*TEXTE RETENU*
----------
CLeiber-Wackenheim (Strasbourg)
En chirurgie orthopédique, les expertises devant la Chambre de Conciliation et d’Arbitrage (CCI) ou la Commission Régionale de Conciliation et d’Indemnisation (CRCI) sont fréquentes. Elles sont instruites par la commission selon la durée d’arrêt de travail et le taux d’AIPP (séquelles fonctionnelles). Le chirurgien est mis en cause si l’expert identifie une faute ou un manquement, un dommage et un lien de causalité entre les deux.
Pour se défendre, le praticien doit prouver que ses soins étaient consciencieux, conformes aux données acquises de la science et adaptés aux circonstances. En l’absence de faute ou manquement, l’atteinte peut être qualifiée d’accident médical non fautif (aléa thérapeutique).
----------
*DONNÉES*
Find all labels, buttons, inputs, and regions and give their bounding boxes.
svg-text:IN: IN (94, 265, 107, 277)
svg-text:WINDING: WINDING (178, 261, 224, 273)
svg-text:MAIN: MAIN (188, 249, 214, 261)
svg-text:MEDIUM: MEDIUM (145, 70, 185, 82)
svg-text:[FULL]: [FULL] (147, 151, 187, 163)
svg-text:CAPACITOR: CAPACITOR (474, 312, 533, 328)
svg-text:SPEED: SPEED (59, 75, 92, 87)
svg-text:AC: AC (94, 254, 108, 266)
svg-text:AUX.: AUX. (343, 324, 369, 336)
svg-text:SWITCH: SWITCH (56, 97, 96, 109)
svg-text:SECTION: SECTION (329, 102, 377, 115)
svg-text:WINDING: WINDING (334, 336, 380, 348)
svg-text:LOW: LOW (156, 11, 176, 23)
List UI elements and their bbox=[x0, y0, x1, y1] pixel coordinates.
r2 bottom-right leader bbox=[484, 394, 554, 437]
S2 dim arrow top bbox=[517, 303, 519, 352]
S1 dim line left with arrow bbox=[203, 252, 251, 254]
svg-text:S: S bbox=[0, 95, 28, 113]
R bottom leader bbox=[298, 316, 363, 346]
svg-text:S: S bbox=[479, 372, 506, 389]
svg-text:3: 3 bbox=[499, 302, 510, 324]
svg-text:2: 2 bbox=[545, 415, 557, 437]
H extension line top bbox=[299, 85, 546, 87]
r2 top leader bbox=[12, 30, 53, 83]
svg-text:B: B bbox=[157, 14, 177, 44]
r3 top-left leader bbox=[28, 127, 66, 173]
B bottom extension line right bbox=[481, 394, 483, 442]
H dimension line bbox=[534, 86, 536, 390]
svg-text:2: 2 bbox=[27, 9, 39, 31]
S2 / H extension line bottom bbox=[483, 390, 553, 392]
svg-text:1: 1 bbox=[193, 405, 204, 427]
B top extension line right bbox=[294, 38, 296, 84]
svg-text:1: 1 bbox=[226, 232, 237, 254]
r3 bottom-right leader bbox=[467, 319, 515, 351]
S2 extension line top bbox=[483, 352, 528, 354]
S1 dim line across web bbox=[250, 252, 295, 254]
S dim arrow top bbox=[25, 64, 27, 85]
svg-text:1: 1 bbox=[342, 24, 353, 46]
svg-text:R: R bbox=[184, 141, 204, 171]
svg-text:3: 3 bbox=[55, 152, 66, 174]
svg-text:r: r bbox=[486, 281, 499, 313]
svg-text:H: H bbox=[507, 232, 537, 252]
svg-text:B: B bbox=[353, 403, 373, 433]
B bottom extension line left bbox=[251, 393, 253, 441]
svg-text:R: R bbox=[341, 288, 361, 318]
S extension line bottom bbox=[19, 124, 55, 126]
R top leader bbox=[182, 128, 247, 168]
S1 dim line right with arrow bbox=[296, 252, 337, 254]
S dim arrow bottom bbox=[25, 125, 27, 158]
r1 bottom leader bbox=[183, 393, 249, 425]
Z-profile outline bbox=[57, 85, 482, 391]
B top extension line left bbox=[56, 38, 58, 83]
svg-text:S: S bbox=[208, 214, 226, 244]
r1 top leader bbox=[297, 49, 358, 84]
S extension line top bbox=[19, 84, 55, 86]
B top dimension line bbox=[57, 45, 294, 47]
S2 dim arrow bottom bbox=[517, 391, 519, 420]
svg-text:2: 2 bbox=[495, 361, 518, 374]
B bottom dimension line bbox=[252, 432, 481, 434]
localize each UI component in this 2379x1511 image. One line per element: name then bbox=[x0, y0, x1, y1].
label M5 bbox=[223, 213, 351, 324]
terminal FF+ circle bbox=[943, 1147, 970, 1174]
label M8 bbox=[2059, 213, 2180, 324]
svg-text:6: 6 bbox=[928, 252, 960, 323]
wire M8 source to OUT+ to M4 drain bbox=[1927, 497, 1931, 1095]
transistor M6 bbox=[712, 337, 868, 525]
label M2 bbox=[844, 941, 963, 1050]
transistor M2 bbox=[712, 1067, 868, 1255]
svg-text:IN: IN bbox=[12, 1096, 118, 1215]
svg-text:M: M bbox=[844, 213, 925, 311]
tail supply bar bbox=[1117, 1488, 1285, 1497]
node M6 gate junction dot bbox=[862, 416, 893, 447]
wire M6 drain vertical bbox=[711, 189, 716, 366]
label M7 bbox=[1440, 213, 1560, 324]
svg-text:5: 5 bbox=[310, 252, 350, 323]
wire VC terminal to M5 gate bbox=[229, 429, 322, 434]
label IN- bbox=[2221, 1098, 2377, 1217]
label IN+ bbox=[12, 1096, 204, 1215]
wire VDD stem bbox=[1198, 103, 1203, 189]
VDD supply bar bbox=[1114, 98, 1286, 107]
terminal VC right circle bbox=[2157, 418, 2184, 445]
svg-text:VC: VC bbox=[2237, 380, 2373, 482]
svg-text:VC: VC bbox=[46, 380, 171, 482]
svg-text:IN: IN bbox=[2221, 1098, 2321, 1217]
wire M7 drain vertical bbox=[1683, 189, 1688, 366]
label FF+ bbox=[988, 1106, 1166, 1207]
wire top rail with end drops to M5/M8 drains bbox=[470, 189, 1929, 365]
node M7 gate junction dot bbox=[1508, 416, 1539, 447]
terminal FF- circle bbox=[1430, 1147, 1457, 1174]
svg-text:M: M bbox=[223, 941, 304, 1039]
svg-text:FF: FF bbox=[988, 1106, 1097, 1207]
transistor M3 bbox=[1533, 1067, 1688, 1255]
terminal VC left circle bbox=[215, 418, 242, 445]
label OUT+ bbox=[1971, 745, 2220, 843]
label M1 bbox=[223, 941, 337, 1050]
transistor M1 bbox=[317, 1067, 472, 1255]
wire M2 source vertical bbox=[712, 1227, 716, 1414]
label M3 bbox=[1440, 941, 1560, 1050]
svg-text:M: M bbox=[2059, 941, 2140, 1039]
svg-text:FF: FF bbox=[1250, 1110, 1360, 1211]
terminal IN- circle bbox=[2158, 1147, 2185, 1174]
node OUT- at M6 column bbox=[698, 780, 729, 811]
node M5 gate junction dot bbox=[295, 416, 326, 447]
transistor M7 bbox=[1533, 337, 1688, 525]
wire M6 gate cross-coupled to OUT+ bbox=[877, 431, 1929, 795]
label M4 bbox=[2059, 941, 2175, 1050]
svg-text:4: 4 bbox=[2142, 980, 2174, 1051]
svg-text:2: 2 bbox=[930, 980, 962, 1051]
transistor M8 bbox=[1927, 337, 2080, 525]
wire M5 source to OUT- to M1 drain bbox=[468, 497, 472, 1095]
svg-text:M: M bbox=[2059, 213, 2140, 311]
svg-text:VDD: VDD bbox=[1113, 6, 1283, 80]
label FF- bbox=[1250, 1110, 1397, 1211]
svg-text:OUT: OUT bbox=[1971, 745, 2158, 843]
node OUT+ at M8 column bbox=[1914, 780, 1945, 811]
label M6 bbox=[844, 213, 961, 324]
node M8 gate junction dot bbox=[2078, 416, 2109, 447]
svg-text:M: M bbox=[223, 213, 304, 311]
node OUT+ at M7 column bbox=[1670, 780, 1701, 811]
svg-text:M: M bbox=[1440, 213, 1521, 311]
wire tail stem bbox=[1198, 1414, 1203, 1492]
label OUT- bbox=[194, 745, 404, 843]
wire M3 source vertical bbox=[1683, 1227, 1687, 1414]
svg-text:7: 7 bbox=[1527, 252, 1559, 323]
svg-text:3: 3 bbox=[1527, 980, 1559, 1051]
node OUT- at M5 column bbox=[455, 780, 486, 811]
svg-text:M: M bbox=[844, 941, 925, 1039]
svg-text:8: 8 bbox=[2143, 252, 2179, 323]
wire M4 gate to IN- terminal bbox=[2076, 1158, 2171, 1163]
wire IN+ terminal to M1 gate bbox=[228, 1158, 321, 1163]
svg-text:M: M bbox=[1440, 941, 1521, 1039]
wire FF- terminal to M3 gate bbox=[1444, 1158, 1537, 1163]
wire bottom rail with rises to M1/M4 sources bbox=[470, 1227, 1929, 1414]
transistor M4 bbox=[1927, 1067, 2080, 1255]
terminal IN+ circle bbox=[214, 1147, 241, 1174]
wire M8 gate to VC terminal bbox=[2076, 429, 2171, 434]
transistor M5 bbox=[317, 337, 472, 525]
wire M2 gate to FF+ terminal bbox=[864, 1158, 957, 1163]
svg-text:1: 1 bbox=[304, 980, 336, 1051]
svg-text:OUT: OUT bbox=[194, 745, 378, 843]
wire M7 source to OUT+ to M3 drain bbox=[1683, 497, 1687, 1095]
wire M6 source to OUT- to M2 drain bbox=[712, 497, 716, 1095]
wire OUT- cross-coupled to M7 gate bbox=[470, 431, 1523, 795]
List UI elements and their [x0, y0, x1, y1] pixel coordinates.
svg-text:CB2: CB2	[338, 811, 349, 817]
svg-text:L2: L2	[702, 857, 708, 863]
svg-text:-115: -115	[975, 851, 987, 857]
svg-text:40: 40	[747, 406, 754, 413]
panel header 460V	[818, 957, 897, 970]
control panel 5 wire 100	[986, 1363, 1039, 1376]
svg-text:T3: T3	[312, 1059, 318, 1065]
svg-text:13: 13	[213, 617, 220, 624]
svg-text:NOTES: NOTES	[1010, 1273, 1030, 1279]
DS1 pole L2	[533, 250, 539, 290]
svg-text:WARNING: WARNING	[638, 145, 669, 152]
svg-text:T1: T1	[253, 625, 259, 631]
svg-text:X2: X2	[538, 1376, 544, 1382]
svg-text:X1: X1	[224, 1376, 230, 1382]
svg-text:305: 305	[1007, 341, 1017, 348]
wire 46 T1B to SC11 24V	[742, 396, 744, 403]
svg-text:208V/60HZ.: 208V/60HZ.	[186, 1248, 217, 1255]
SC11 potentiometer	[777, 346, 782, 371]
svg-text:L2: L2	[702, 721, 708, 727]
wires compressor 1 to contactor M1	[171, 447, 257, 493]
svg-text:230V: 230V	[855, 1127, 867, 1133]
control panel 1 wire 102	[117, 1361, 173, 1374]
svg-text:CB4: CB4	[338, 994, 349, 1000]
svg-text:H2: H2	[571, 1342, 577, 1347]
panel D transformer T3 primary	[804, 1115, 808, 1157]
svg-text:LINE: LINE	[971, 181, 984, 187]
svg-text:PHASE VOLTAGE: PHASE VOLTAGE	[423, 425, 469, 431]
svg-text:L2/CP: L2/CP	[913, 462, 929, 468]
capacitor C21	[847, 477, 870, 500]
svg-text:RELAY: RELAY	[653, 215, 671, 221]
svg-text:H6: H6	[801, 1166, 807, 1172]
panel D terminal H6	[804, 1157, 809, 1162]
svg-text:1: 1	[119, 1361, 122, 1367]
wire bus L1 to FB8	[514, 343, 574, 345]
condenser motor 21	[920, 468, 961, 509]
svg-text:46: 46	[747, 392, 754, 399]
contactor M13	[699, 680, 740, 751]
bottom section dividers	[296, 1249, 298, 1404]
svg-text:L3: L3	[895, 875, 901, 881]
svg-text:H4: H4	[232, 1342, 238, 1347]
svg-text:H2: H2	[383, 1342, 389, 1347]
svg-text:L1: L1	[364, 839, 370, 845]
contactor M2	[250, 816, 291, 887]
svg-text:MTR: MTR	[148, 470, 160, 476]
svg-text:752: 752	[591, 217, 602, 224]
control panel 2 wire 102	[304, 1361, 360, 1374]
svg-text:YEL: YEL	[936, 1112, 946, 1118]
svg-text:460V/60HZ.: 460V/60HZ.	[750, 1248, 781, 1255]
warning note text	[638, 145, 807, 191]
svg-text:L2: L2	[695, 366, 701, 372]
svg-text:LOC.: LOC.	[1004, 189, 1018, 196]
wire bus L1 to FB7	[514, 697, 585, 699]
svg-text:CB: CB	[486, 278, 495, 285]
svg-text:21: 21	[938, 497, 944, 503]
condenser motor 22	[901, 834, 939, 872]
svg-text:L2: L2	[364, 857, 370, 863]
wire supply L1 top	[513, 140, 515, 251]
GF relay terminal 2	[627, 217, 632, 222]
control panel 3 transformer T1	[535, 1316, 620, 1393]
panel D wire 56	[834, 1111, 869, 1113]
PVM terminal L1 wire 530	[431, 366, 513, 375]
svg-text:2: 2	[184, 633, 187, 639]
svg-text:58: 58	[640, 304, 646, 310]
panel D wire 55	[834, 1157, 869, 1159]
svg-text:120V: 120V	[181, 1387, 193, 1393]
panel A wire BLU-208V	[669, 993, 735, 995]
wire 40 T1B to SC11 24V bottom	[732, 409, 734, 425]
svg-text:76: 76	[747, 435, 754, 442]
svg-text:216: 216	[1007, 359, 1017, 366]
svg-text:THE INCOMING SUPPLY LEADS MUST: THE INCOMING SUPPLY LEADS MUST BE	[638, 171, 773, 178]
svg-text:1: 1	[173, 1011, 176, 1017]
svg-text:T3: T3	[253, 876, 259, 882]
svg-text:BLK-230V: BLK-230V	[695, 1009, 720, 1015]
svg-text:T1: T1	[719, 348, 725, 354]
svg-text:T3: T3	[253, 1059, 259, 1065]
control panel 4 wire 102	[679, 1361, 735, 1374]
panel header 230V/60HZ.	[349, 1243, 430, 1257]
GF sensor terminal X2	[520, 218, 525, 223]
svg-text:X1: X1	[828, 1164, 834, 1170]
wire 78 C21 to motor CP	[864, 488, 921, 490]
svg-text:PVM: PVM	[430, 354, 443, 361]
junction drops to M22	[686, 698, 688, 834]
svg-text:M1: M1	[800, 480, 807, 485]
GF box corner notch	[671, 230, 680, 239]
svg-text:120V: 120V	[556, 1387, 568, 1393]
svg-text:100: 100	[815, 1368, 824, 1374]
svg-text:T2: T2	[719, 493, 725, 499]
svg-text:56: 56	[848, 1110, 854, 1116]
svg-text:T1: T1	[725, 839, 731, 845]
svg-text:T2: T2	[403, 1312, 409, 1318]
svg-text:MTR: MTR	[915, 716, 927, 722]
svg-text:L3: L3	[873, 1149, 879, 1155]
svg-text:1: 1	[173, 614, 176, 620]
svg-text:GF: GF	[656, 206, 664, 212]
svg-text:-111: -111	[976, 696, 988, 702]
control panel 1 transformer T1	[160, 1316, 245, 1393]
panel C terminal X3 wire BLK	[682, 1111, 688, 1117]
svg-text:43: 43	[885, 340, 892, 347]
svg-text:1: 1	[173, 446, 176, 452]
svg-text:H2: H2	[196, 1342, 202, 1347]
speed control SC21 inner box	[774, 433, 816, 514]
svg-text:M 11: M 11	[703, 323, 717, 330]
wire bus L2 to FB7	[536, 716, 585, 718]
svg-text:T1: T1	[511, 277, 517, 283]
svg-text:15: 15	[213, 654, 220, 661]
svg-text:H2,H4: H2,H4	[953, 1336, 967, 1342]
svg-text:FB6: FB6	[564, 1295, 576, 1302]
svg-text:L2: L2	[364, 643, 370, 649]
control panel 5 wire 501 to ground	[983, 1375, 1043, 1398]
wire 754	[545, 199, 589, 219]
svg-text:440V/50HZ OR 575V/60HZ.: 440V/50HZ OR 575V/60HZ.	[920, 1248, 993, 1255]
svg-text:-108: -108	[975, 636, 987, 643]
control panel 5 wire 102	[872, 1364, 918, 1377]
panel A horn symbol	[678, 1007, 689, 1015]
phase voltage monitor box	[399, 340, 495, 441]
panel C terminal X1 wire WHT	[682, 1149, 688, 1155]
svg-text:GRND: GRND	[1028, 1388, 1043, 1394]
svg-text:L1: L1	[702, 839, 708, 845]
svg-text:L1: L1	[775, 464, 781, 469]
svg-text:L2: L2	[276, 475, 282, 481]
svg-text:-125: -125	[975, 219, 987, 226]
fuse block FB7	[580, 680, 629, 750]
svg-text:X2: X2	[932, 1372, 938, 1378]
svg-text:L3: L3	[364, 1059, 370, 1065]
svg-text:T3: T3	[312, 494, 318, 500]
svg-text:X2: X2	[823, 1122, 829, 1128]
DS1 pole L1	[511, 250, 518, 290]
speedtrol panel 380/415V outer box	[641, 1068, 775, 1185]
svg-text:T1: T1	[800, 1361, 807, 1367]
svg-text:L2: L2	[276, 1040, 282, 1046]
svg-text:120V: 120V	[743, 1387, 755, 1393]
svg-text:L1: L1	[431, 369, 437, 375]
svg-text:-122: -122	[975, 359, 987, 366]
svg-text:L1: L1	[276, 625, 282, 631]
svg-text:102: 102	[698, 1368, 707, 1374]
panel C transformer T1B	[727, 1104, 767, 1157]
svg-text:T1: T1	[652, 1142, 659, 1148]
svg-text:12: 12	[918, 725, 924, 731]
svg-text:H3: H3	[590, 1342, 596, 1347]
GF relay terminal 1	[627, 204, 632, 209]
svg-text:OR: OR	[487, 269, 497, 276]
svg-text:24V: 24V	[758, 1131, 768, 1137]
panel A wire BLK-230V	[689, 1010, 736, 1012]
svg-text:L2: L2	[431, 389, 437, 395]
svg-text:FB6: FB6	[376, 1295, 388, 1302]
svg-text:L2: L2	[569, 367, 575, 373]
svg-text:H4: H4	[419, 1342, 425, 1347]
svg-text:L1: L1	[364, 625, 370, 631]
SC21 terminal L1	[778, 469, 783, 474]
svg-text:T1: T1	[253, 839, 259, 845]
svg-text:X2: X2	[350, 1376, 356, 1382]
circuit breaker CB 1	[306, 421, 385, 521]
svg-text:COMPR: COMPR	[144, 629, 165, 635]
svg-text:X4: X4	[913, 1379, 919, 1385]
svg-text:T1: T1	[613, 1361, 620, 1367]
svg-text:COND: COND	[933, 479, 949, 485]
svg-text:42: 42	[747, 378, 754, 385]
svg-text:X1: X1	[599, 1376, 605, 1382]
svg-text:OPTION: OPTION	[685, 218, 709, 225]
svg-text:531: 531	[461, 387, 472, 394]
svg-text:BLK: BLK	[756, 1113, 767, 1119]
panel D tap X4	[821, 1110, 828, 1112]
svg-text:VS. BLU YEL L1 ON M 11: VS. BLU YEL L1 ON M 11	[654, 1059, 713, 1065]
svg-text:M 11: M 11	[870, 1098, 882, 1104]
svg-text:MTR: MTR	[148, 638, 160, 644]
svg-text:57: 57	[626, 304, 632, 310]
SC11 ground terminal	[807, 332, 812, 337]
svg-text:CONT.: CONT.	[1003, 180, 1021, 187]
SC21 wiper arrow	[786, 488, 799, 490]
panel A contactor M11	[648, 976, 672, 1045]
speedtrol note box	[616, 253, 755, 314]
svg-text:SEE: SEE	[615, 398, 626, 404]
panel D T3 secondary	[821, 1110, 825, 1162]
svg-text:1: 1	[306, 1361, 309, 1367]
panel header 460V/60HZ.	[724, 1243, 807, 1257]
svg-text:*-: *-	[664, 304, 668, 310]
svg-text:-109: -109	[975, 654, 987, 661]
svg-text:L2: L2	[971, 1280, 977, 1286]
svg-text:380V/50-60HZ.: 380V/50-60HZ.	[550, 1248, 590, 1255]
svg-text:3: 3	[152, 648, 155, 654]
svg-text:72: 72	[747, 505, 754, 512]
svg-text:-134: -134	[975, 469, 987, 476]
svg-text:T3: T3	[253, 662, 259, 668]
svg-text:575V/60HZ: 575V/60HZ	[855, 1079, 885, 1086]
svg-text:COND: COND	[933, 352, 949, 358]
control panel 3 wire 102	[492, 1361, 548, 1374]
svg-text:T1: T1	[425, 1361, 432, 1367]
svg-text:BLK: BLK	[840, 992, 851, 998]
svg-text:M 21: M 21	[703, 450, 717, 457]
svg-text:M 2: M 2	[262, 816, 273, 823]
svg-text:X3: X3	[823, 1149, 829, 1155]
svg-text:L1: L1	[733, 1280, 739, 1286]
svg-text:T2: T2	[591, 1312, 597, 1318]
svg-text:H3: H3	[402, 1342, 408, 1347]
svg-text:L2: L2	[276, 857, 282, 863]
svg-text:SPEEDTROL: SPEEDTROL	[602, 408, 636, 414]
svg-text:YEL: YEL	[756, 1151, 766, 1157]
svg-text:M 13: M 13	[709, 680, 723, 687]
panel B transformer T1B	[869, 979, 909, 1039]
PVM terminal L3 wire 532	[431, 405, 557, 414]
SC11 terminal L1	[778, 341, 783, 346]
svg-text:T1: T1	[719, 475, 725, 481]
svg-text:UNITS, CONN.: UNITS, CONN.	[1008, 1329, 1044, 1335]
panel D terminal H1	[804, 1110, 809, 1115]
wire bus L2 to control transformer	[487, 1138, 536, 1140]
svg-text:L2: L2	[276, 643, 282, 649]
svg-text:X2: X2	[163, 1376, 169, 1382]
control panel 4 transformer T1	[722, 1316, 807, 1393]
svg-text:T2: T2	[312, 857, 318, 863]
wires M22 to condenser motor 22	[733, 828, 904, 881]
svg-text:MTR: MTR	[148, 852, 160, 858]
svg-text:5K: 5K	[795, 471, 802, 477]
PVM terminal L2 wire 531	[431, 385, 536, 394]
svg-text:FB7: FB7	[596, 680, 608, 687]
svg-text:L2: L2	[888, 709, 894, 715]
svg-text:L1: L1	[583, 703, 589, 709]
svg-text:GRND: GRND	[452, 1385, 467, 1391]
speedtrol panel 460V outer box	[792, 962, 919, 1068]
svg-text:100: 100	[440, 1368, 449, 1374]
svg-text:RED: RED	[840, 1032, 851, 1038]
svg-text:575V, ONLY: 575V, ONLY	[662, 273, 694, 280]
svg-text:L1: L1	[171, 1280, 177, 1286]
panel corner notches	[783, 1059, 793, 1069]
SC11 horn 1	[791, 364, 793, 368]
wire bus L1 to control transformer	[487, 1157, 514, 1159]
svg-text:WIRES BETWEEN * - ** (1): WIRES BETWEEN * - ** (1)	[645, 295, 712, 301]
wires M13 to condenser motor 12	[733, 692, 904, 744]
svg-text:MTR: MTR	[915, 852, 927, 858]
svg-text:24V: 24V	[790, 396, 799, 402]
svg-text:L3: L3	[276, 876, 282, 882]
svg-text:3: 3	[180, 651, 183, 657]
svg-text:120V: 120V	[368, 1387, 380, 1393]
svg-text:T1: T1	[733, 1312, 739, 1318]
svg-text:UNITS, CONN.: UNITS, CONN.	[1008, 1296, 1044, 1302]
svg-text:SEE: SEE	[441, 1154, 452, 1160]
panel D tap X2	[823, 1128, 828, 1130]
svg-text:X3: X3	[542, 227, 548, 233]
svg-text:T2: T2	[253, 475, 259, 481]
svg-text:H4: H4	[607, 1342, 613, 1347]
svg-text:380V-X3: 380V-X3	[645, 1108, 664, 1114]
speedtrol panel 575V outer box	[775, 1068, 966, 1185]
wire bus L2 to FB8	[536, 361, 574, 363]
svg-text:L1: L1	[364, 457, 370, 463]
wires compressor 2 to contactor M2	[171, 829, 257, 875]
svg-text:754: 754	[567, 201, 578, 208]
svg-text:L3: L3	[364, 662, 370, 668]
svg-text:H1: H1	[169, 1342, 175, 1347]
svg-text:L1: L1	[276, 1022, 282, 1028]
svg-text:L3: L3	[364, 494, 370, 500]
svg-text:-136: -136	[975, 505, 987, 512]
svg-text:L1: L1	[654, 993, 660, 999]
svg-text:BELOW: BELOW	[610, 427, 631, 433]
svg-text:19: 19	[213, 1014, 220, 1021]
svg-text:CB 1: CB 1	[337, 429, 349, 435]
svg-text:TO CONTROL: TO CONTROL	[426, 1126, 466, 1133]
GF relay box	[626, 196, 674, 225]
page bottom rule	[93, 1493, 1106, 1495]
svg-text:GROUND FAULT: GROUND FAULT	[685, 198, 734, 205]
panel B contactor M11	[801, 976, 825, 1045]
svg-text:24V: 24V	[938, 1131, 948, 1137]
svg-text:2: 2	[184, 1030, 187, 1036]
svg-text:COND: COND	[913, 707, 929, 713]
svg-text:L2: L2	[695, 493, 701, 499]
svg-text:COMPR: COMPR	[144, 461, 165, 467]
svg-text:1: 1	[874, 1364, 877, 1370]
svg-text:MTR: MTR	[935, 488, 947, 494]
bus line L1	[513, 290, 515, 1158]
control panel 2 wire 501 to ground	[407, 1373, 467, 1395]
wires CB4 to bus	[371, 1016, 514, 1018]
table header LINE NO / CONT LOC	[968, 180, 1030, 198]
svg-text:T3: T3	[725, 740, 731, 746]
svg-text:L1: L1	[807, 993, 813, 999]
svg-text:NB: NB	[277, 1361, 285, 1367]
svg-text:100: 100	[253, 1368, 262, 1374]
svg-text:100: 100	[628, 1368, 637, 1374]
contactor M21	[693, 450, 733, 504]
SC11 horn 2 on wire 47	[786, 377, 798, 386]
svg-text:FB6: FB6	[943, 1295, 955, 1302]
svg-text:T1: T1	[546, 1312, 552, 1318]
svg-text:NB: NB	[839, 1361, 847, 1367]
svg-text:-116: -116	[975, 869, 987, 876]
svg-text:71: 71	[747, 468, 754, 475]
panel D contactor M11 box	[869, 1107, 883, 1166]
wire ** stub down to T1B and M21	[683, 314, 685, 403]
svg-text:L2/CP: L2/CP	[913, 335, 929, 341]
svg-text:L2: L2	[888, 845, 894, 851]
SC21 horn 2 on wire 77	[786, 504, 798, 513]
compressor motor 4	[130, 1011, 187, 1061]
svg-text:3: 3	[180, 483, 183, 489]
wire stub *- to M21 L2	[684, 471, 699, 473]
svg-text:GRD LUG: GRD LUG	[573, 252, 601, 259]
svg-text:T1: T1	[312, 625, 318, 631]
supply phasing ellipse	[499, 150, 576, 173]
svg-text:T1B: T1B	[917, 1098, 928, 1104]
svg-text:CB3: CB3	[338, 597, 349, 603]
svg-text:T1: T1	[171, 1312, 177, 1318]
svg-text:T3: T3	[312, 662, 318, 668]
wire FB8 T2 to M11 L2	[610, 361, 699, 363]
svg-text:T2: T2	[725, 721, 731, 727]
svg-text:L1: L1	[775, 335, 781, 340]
----------
*CONSIGNE 1*
Indiquez si chacune des affirmations suivantes est conforme au texte sur les expertises en chirurgie orthopédique. Justifiez chaque réponse par les mots exacts du texte. (a) En chirurgie orthopédique, les expertises devant la CCI ou la CRCI sont rares. (b) Pour mettre en cause le chirurgien, l'expert doit identifier une faute ou un manquement, un dommage et un lien de causalité entre les deux. (c) En l'absence de faute ou de manquement, l'atteinte peut être qualifiée d'aléa thérapeutique.
*CONSIGNE 2*
Dans le texte sur les expertises en chirurgie orthopédique, selon quels critères la commission instruit-elle les expertises ?
*CONSIGNE 3*
Reprenez le texte sur les expertises en chirurgie orthopédique à la suite de sa dernière phrase et poursuivez-le.

*RÉPONSE 1*
(a) Non : « les expertises devant la Chambre de Conciliation et d’Arbitrage (CCI) ou la Commission Régionale de Conciliation et d’Indemnisation (CRCI) sont fréquentes ».
(b) Oui : « Le chirurgien est mis en cause si l’expert identifie une faute ou un manquement, un dommage et un lien de causalité entre les deux ».
(c) Oui : « En l’absence de faute ou manquement, l’atteinte peut être qualifiée d’accident médical non fautif (aléa thérapeutique) ».

*RÉPONSE 2*
Elle les instruit selon la durée d’arrêt de travail et le taux d’AIPP (séquelles fonctionnelles).

*RÉPONSE 3*
Les pièges majeurs à éviter sont :
(1) l’absence à l’expertise ou la non-transmission du dossier, présumée défavorable ;
(2) un défaut d’information du patient (90 % des plaintes, art. L. 1111-2 CSP),
(3) un dossier médical incomplet ou modifié, prouvant un consentement éclairé écrit et tracé;
(4) des erreurs techniques ou des choix inadaptés (indication chirurgicale), évitables par le respect des recommandations HAS/SOFCOT qui seront les bases de la réflexion de l’expert;
(5) une mauvaise gestion des complications ou un suivi post-opératoire insuffisant ;
(6) une communication défaillante avec le patient en cas de complication, point clé pour éviter une plainte ; et
(7) la sous-estimation des attentes du patient,
Les stratégies préventives reposent sur une communication claire et permanente avec le patient, une documentation rigoureuse du dossier médical, le respect des protocoles et une gestion proactive des complications.